● **Job**:
Copy out the listing in full, exactly as written, but not its pictures.

● **Given data**:
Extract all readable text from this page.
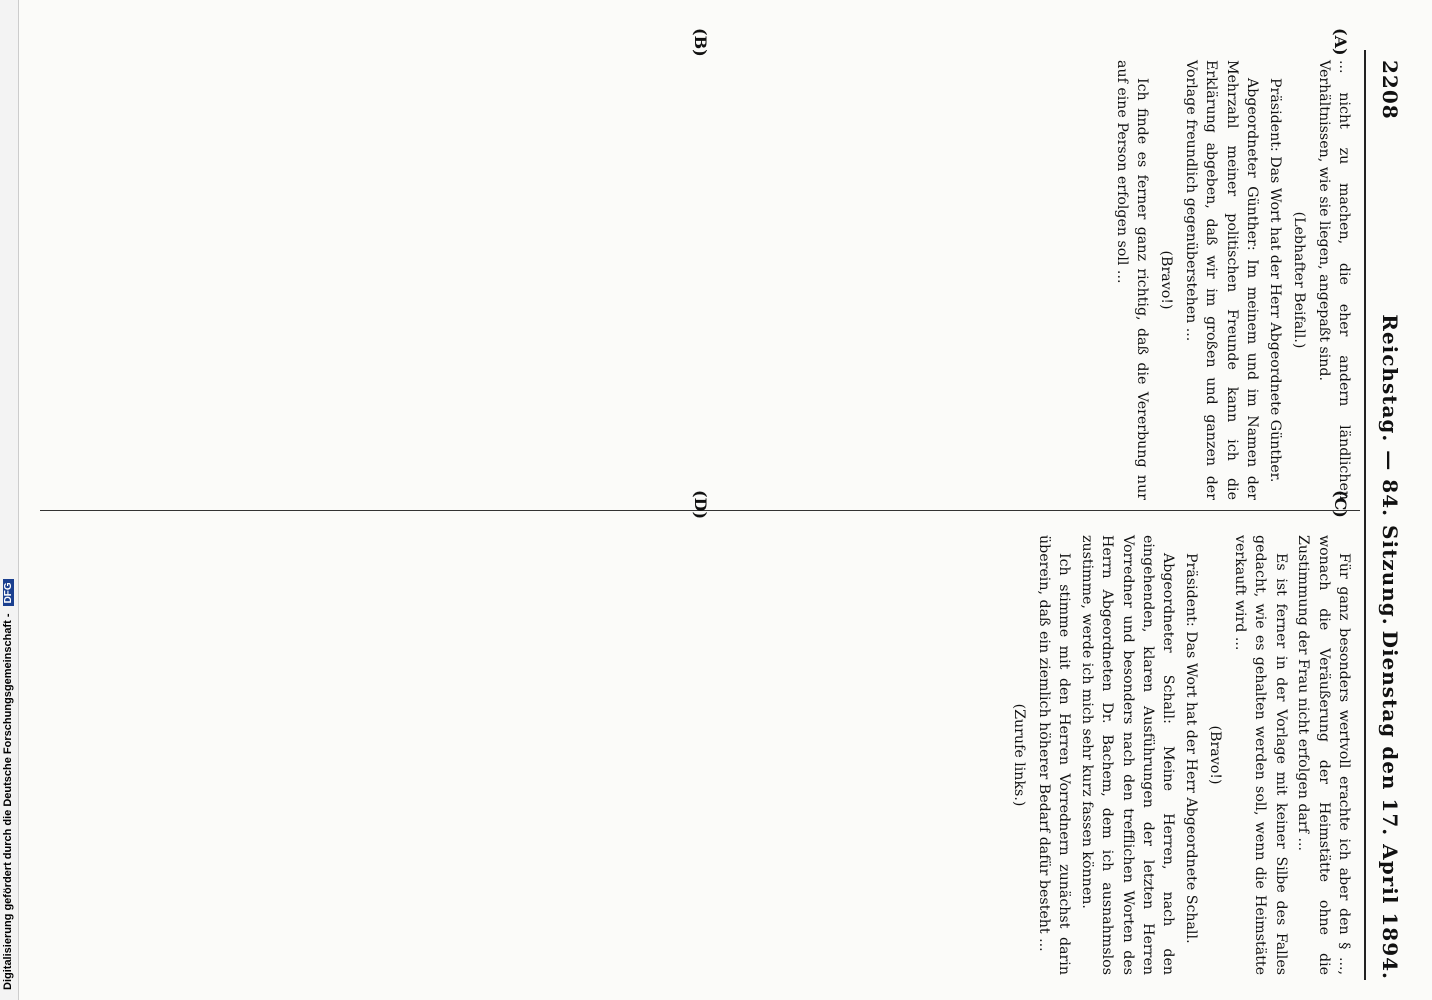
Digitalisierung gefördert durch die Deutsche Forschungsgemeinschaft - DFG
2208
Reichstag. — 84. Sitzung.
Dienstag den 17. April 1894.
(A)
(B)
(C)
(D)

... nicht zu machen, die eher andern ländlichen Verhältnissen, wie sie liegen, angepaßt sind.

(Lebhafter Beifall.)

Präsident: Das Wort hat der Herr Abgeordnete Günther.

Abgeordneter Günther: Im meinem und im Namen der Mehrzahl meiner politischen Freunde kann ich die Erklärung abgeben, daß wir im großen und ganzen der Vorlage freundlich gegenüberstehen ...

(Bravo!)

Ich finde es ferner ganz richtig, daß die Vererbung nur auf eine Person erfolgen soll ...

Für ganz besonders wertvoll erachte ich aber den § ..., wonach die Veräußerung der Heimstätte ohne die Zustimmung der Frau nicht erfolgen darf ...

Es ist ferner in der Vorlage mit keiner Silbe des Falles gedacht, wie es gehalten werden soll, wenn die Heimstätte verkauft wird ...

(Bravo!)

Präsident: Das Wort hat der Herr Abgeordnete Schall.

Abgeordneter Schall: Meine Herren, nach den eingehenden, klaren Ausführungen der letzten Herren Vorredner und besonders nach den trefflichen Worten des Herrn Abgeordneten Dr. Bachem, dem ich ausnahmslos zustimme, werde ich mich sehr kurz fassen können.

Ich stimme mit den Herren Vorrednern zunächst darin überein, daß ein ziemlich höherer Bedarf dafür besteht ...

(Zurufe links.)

● **Task output**:
Extract all readable text from this page.
Digitalisierung gefördert durch die Deutsche Forschungsgemeinschaft - DFG
2208
Reichstag. — 84. Sitzung.
Dienstag den 17. April 1894.
(A)
(B)
(C)
(D)

... nicht zu machen, die eher andern ländlichen Verhältnissen, wie sie liegen, angepaßt sind.

(Lebhafter Beifall.)

Präsident: Das Wort hat der Herr Abgeordnete Günther.

Abgeordneter Günther: Im meinem und im Namen der Mehrzahl meiner politischen Freunde kann ich die Erklärung abgeben, daß wir im großen und ganzen der Vorlage freundlich gegenüberstehen ...

(Bravo!)

Ich finde es ferner ganz richtig, daß die Vererbung nur auf eine Person erfolgen soll ...

Für ganz besonders wertvoll erachte ich aber den § ..., wonach die Veräußerung der Heimstätte ohne die Zustimmung der Frau nicht erfolgen darf ...

Es ist ferner in der Vorlage mit keiner Silbe des Falles gedacht, wie es gehalten werden soll, wenn die Heimstätte verkauft wird ...

(Bravo!)

Präsident: Das Wort hat der Herr Abgeordnete Schall.

Abgeordneter Schall: Meine Herren, nach den eingehenden, klaren Ausführungen der letzten Herren Vorredner und besonders nach den trefflichen Worten des Herrn Abgeordneten Dr. Bachem, dem ich ausnahmslos zustimme, werde ich mich sehr kurz fassen können.

Ich stimme mit den Herren Vorrednern zunächst darin überein, daß ein ziemlich höherer Bedarf dafür besteht ...

(Zurufe links.)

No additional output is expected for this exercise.